[START OF Stored rows]

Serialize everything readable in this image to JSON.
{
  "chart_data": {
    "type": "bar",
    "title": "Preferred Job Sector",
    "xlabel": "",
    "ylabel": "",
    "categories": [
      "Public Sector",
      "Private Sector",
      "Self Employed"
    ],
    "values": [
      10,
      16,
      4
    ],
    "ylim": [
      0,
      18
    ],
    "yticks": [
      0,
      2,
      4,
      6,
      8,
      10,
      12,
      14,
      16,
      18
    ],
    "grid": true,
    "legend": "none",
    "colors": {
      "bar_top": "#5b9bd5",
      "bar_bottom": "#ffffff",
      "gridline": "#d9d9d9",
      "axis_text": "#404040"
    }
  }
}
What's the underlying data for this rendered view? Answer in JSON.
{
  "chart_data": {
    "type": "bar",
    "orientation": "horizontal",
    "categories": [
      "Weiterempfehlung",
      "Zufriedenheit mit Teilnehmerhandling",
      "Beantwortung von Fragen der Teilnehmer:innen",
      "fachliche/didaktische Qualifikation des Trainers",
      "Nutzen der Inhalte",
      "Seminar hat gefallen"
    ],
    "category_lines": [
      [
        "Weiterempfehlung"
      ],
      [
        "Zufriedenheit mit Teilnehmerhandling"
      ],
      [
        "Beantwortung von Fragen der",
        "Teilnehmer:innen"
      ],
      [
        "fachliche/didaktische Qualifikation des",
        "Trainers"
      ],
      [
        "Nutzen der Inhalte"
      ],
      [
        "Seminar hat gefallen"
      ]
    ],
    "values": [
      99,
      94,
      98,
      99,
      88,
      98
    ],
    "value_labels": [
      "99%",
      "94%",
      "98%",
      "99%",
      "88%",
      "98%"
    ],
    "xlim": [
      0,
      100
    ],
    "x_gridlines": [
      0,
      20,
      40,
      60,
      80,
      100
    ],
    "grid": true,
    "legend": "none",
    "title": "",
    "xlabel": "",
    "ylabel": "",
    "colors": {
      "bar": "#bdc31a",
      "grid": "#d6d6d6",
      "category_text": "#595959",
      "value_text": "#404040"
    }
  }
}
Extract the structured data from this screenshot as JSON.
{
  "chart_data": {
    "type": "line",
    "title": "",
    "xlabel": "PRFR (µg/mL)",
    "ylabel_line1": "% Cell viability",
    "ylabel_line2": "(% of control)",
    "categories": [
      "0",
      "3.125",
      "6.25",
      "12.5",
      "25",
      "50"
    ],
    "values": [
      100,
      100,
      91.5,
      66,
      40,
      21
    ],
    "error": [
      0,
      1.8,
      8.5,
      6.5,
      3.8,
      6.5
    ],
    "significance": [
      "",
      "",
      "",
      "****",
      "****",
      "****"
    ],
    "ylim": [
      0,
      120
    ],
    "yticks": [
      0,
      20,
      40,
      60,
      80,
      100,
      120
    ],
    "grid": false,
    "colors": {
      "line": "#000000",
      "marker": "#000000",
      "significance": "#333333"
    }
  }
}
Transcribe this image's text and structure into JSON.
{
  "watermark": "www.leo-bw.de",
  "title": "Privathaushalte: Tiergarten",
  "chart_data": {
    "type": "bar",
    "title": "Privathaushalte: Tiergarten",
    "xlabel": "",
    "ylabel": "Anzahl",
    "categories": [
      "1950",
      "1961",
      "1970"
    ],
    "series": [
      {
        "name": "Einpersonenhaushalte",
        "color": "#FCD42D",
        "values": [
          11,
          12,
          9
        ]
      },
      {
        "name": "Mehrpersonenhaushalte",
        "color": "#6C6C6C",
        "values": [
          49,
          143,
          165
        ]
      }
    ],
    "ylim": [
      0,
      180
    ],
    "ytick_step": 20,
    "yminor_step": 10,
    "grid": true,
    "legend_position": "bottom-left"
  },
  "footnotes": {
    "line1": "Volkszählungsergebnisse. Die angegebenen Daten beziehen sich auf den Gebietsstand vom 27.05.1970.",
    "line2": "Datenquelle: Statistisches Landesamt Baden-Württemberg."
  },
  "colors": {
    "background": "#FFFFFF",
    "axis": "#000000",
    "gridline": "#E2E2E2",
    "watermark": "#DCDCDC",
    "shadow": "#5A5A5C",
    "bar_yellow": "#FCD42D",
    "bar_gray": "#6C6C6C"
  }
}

[END OF Stored rows]

• Problem to solve: Give the count of lines in the data shown above that contain "Weiterempfehlung", and nothing else.

• Exercise solution: 2